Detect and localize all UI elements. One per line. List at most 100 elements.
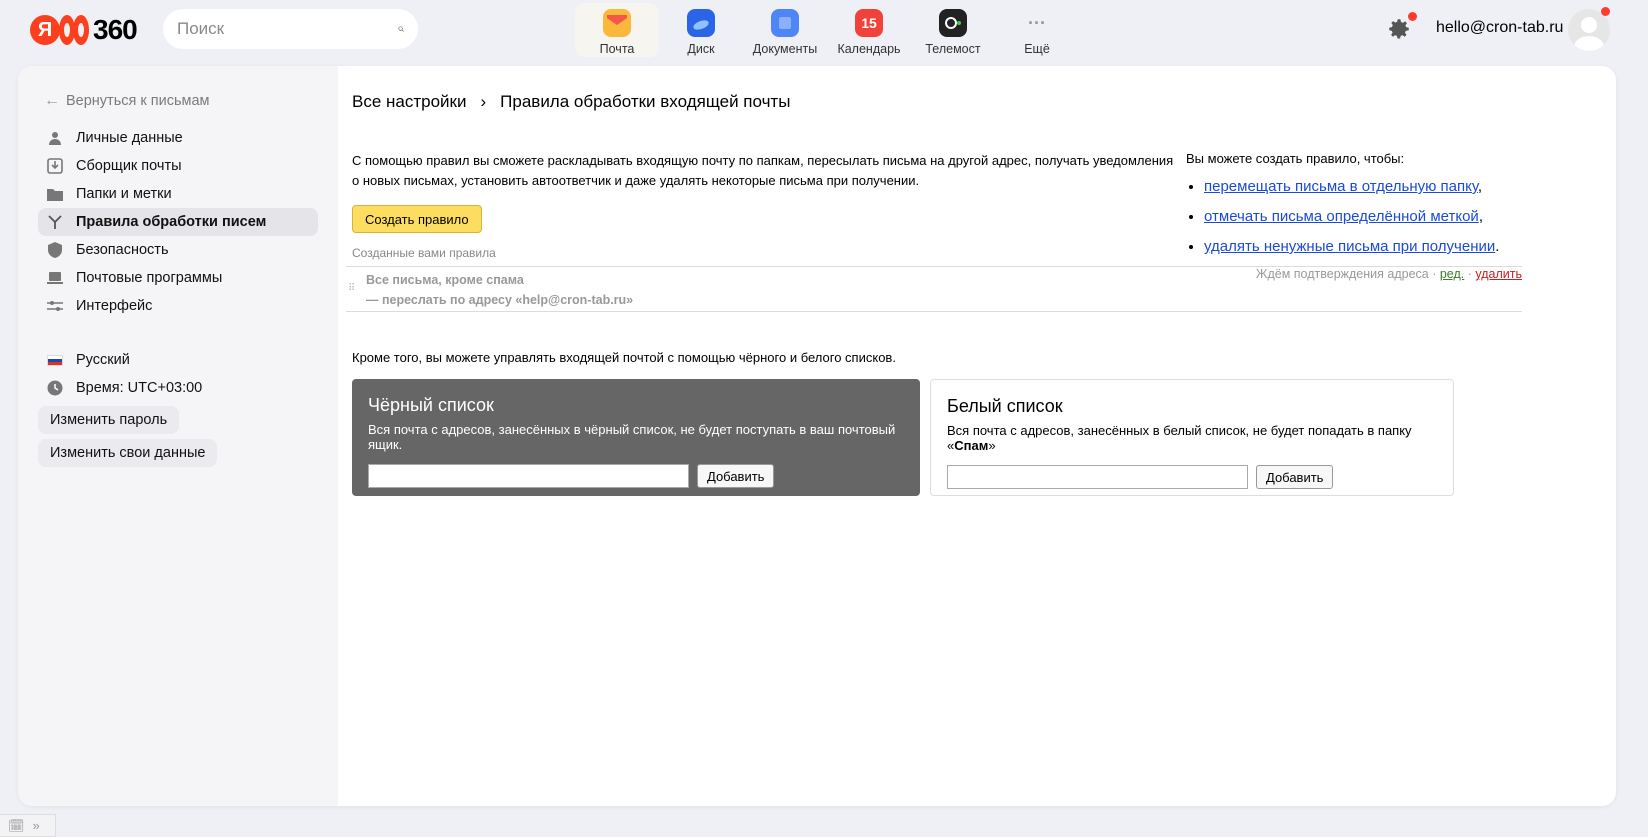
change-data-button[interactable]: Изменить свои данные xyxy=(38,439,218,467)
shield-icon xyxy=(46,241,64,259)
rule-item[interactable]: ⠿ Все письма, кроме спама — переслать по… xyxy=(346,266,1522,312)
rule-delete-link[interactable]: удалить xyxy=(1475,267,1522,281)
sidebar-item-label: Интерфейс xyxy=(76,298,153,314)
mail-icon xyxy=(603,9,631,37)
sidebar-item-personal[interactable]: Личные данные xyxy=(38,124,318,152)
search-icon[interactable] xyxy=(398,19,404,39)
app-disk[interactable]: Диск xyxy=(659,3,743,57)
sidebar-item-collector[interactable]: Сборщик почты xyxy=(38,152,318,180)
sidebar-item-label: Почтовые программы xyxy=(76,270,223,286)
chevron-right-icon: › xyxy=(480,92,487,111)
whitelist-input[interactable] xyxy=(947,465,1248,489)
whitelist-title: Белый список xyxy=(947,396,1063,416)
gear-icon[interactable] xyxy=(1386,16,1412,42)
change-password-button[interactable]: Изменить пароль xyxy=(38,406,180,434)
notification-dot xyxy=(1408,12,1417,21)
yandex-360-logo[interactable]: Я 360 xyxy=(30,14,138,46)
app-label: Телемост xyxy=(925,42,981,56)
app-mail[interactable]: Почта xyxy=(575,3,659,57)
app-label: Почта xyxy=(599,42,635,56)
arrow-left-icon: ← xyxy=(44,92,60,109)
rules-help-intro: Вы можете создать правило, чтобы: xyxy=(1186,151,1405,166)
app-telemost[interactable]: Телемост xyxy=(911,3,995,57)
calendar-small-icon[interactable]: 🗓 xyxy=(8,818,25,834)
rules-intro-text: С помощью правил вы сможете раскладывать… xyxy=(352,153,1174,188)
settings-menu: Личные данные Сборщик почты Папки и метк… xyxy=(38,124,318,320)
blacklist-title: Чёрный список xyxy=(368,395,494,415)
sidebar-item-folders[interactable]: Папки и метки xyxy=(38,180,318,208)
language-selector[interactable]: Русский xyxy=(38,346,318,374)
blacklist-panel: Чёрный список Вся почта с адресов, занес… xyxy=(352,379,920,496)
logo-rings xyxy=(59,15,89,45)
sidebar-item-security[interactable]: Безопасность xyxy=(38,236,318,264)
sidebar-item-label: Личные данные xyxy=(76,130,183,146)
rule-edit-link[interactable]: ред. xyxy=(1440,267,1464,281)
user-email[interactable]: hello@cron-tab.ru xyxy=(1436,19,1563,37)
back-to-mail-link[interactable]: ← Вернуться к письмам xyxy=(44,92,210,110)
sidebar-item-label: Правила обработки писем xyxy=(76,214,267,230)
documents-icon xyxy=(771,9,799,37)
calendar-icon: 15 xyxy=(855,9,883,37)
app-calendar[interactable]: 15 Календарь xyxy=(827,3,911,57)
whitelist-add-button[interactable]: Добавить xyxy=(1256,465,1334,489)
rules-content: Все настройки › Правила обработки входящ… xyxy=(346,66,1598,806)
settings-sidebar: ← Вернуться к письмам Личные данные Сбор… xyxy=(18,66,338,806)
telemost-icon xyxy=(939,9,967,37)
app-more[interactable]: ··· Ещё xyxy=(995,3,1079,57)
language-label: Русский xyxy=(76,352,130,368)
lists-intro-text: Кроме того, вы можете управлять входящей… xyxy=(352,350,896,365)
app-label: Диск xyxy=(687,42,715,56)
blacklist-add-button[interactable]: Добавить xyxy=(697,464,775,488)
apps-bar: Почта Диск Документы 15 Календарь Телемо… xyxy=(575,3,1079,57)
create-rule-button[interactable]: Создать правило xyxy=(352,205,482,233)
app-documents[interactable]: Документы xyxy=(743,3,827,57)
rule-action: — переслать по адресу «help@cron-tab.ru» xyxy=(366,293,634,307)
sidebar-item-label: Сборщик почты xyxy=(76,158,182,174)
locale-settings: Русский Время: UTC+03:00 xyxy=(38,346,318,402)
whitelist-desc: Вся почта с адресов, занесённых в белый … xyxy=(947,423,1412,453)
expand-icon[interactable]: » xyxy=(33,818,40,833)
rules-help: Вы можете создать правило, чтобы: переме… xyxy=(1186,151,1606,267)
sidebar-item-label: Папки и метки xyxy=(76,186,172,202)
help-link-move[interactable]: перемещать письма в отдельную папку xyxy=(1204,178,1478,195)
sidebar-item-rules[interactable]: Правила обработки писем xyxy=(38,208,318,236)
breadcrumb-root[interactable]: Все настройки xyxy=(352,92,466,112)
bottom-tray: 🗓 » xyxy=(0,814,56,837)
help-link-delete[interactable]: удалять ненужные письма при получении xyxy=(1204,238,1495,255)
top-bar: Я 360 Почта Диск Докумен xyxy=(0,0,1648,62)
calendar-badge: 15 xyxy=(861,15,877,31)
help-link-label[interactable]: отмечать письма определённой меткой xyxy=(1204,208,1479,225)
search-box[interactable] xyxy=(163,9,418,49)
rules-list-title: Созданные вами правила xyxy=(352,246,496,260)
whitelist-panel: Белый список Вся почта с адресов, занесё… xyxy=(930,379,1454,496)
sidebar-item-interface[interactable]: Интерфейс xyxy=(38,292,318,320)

* _Given request_:
Reproduce word for word the lines of the listing above, everything from the line containing "change-data-button[interactable]: Изменить свои" down to the line containing "yandex-360-logo[interactable]: Я 360", with both of those lines included.

* _Response below_:
change-data-button[interactable]: Изменить свои данные xyxy=(38,439,218,467)
shield-icon xyxy=(46,241,64,259)
rule-item[interactable]: ⠿ Все письма, кроме спама — переслать по… xyxy=(346,266,1522,312)
rule-delete-link[interactable]: удалить xyxy=(1475,267,1522,281)
sidebar-item-label: Интерфейс xyxy=(76,298,153,314)
mail-icon xyxy=(603,9,631,37)
sidebar-item-personal[interactable]: Личные данные xyxy=(38,124,318,152)
search-icon[interactable] xyxy=(398,19,404,39)
app-disk[interactable]: Диск xyxy=(659,3,743,57)
sidebar-item-collector[interactable]: Сборщик почты xyxy=(38,152,318,180)
sidebar-item-label: Почтовые программы xyxy=(76,270,223,286)
chevron-right-icon: › xyxy=(480,92,487,111)
whitelist-input[interactable] xyxy=(947,465,1248,489)
whitelist-title: Белый список xyxy=(947,396,1063,416)
gear-icon[interactable] xyxy=(1386,16,1412,42)
change-password-button[interactable]: Изменить пароль xyxy=(38,406,180,434)
notification-dot xyxy=(1408,12,1417,21)
yandex-360-logo[interactable]: Я 360 xyxy=(30,14,138,46)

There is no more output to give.